What you have to do - How many of the lines here include "unaligned"? Answer with a single number.

Listed records -
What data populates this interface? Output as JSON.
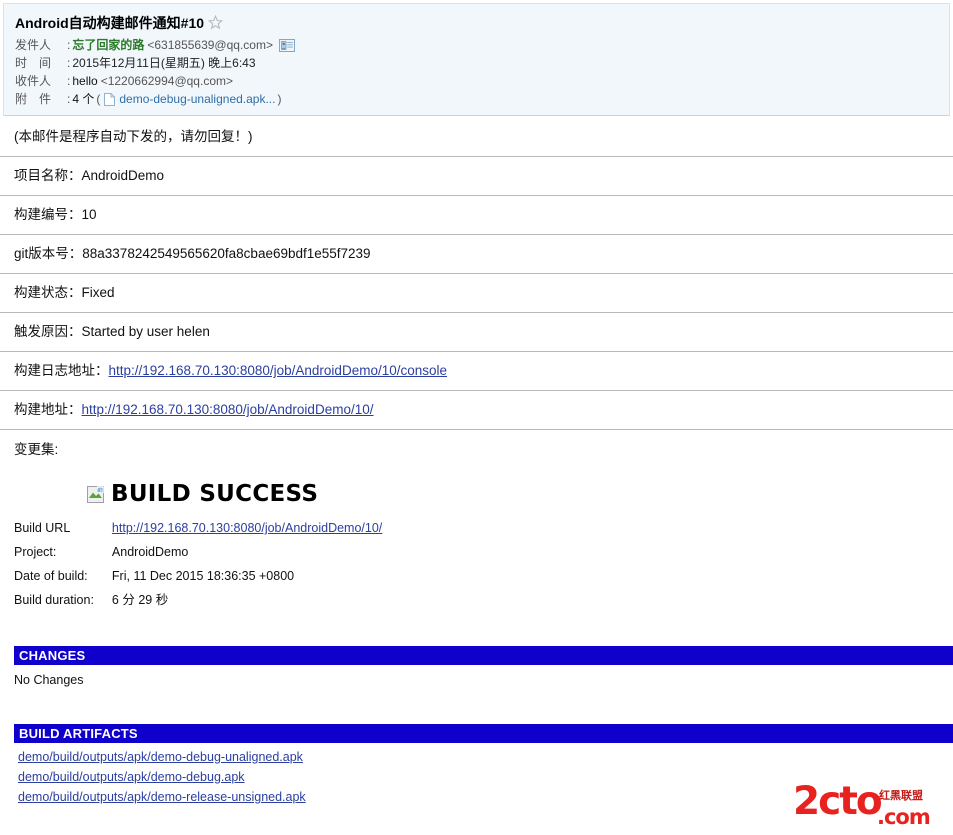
{
  "mail": {
    "subject": "Android自动构建邮件通知#10",
    "star_icon": "star-outline-icon",
    "from_label": "发件人",
    "from_name": "忘了回家的路",
    "from_address": "<631855639@qq.com>",
    "contact_icon": "contact-card-icon",
    "time_label": "时　间",
    "time_value": "2015年12月11日(星期五) 晚上6:43",
    "to_label": "收件人",
    "to_name": "hello",
    "to_address": "<1220662994@qq.com>",
    "attach_label": "附　件",
    "attach_count": "4 个",
    "attach_open_paren": "(",
    "attach_close_paren": ")",
    "attach_icon": "file-document-icon",
    "attach_name": "demo-debug-unaligned.apk..."
  },
  "notice": "(本邮件是程序自动下发的，请勿回复！)",
  "info_rows": [
    {
      "label": "项目名称：",
      "value": "AndroidDemo",
      "is_link": false
    },
    {
      "label": "构建编号：",
      "value": "10",
      "is_link": false
    },
    {
      "label": "git版本号：",
      "value": "88a3378242549565620fa8cbae69bdf1e55f7239",
      "is_link": false
    },
    {
      "label": "构建状态：",
      "value": "Fixed",
      "is_link": false
    },
    {
      "label": "触发原因：",
      "value": "Started by user helen",
      "is_link": false
    },
    {
      "label": "构建日志地址：",
      "value": "http://192.168.70.130:8080/job/AndroidDemo/10/console",
      "is_link": true
    },
    {
      "label": "构建地址：",
      "value": "http://192.168.70.130:8080/job/AndroidDemo/10/",
      "is_link": true
    },
    {
      "label": "变更集:",
      "value": "",
      "is_link": false
    }
  ],
  "jenkins": {
    "broken_image_icon": "broken-image-icon",
    "status_title": "BUILD SUCCESS",
    "fields": [
      {
        "key": "Build URL",
        "value": "http://192.168.70.130:8080/job/AndroidDemo/10/",
        "is_link": true
      },
      {
        "key": "Project:",
        "value": "AndroidDemo",
        "is_link": false
      },
      {
        "key": "Date of build:",
        "value": "Fri, 11 Dec 2015 18:36:35 +0800",
        "is_link": false
      },
      {
        "key": "Build duration:",
        "value": "6 分 29 秒",
        "is_link": false
      }
    ],
    "changes": {
      "heading": "CHANGES",
      "body": "No Changes"
    },
    "artifacts": {
      "heading": "BUILD ARTIFACTS",
      "items": [
        "demo/build/outputs/apk/demo-debug-unaligned.apk",
        "demo/build/outputs/apk/demo-debug.apk",
        "demo/build/outputs/apk/demo-release-unsigned.apk"
      ]
    }
  },
  "watermark": {
    "main": "2cto",
    "com": ".com",
    "cn": "红黑联盟"
  },
  "colors": {
    "section_bar": "#1000cc",
    "link": "#2b3fa0",
    "sender_name": "#2a7a2a",
    "header_bg": "#f2f7fc",
    "watermark_red": "#e8231f"
  }
}
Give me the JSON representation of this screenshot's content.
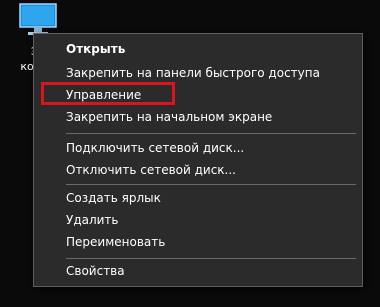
{
  "desktop": {
    "icon_name": "monitor-icon",
    "icon_label_line1": "Эт",
    "icon_label_line2": "компь"
  },
  "context_menu": {
    "items": [
      {
        "label": "Открыть",
        "default": true
      },
      {
        "label": "Закрепить на панели быстрого доступа"
      },
      {
        "label": "Управление",
        "highlighted": true
      },
      {
        "label": "Закрепить на начальном экране"
      },
      {
        "label": "Подключить сетевой диск..."
      },
      {
        "label": "Отключить сетевой диск..."
      },
      {
        "label": "Создать ярлык"
      },
      {
        "label": "Удалить"
      },
      {
        "label": "Переименовать"
      },
      {
        "label": "Свойства"
      }
    ]
  },
  "colors": {
    "menu_background": "#2b2b2b",
    "menu_text": "#ffffff",
    "separator": "#6a6a6a",
    "highlight_outline": "#d8141c",
    "desktop_background": "#0a0a0a"
  }
}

Response to this exercise - 2